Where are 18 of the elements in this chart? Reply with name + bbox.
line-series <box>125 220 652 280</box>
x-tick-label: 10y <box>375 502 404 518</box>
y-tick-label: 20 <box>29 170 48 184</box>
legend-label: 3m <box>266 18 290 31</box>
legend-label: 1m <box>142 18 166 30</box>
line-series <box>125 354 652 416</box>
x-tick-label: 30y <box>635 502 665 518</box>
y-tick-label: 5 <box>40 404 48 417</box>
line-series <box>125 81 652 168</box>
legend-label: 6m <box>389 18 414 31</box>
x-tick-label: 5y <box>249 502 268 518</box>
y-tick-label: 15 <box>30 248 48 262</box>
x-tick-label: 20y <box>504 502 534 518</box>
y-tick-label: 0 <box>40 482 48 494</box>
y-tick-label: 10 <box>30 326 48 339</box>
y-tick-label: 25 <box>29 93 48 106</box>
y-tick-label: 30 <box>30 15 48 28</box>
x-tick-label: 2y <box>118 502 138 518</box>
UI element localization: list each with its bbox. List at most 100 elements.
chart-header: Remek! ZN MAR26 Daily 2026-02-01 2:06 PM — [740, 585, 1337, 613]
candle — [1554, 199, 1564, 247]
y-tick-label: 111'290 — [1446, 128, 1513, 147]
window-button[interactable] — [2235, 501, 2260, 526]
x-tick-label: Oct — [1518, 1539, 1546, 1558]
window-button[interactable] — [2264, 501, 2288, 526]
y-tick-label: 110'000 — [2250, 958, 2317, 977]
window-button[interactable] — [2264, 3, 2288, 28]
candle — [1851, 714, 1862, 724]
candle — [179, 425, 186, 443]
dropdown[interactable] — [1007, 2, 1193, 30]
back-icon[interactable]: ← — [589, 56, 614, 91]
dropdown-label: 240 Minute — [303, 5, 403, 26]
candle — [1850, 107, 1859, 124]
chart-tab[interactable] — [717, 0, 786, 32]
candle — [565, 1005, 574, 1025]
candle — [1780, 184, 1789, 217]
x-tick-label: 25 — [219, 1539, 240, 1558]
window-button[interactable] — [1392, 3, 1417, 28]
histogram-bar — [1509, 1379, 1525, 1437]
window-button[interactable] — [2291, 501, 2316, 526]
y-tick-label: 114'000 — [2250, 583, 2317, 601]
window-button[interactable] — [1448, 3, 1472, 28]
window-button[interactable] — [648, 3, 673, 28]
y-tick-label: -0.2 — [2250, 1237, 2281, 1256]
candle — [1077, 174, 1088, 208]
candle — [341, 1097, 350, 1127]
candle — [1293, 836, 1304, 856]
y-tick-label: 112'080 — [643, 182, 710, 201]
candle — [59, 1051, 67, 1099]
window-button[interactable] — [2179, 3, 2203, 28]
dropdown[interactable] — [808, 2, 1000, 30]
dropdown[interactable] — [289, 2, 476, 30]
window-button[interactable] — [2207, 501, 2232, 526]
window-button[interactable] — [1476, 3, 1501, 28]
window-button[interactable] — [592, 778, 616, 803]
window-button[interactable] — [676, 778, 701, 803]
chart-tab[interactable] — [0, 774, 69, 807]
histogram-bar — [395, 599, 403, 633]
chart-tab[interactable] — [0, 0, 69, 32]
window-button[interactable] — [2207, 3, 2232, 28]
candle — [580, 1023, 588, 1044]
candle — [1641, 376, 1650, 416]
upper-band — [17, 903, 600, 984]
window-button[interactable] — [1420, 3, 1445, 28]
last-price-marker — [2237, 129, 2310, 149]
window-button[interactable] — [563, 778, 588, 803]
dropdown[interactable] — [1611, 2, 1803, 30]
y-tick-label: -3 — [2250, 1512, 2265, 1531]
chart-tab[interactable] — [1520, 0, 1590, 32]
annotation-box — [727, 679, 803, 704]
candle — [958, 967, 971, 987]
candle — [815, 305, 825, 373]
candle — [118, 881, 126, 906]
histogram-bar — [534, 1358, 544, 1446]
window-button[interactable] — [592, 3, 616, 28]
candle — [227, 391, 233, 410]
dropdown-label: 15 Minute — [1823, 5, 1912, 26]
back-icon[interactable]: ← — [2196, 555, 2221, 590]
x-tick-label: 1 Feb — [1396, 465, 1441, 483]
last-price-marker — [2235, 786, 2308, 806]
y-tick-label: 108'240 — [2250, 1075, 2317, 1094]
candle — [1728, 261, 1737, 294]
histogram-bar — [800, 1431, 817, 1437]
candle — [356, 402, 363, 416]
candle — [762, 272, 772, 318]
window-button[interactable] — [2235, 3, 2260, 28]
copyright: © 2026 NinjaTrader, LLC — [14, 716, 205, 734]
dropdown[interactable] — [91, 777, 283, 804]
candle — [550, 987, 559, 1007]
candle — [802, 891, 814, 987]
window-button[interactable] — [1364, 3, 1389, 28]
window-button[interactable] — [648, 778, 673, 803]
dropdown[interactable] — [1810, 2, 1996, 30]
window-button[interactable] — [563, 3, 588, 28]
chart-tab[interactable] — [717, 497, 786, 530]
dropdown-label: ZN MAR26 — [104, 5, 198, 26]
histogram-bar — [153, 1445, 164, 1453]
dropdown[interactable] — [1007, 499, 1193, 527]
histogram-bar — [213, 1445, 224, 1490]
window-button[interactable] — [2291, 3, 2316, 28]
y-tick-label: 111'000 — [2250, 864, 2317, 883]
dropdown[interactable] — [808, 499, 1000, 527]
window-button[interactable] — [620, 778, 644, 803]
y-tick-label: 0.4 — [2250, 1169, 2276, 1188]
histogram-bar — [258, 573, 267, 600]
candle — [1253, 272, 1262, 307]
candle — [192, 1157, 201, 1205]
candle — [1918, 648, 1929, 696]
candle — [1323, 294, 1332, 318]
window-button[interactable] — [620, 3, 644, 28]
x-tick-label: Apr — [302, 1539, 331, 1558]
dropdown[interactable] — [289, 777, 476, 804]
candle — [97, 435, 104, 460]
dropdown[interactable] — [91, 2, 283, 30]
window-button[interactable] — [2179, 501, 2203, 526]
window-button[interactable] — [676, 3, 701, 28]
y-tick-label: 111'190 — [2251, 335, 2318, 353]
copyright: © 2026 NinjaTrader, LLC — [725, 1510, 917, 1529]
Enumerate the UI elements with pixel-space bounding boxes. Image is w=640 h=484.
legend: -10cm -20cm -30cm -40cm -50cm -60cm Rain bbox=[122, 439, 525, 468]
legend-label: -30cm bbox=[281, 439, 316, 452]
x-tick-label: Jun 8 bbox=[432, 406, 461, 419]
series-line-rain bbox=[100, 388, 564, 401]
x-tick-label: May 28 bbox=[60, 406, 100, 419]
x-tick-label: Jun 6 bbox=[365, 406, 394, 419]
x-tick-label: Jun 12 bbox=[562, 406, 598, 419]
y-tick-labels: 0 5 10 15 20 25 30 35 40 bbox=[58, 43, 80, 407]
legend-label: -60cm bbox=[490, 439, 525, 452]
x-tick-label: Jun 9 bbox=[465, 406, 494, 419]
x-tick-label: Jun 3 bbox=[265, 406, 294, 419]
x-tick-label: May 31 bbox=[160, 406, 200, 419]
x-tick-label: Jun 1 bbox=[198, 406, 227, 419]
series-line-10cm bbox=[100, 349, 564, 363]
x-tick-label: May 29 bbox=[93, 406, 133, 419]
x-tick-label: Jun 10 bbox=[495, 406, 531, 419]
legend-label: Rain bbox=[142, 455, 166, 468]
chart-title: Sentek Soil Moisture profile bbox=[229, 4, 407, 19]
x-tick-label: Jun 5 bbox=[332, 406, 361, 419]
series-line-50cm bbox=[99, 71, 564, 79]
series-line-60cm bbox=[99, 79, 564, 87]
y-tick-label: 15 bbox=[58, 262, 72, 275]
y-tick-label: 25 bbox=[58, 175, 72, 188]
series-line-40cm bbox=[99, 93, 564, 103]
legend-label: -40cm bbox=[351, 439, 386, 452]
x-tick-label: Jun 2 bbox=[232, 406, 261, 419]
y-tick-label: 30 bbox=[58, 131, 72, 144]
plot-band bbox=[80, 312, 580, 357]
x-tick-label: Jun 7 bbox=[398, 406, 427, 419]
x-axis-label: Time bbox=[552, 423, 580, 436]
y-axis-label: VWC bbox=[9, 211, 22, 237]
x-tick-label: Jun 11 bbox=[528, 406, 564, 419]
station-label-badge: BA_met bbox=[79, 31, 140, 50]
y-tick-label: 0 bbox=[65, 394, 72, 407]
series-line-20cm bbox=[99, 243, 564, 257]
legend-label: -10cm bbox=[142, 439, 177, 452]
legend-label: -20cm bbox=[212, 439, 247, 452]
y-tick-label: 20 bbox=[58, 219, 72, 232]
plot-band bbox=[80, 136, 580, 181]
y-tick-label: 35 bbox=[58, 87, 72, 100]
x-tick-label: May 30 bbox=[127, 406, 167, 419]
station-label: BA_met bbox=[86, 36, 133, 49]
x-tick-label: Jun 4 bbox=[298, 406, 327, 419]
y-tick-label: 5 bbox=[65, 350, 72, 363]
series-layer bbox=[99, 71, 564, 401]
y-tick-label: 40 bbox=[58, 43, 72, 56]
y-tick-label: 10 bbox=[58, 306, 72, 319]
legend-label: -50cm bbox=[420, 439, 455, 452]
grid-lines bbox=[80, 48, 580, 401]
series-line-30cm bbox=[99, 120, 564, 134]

☆ ☆ ☆ ☆

## AIM OF THE EXERCISE
Set out the data as a numbered list, from the first line through the line containing "candle — [1554, 199, 1564, 247]", and omit any blank lines.

## OUTPUT OF THE TASK
1. Where are 18 of the elements in this chart? Reply with name + bbox.
2. line-series <box>125 220 652 280</box>
3. x-tick-label: 10y <box>375 502 404 518</box>
4. y-tick-label: 20 <box>29 170 48 184</box>
5. legend-label: 3m <box>266 18 290 31</box>
6. legend-label: 1m <box>142 18 166 30</box>
7. line-series <box>125 354 652 416</box>
8. x-tick-label: 30y <box>635 502 665 518</box>
9. y-tick-label: 5 <box>40 404 48 417</box>
10. line-series <box>125 81 652 168</box>
11. legend-label: 6m <box>389 18 414 31</box>
12. x-tick-label: 5y <box>249 502 268 518</box>
13. y-tick-label: 15 <box>30 248 48 262</box>
14. x-tick-label: 20y <box>504 502 534 518</box>
15. y-tick-label: 0 <box>40 482 48 494</box>
16. y-tick-label: 10 <box>30 326 48 339</box>
17. y-tick-label: 25 <box>29 93 48 106</box>
18. y-tick-label: 30 <box>30 15 48 28</box>
19. x-tick-label: 2y <box>118 502 138 518</box>
20. UI element localization: list each with its bbox. List at most 100 elements.
21. chart-header: Remek! ZN MAR26 Daily 2026-02-01 2:06 PM — [740, 585, 1337, 613]
22. candle — [1554, 199, 1564, 247]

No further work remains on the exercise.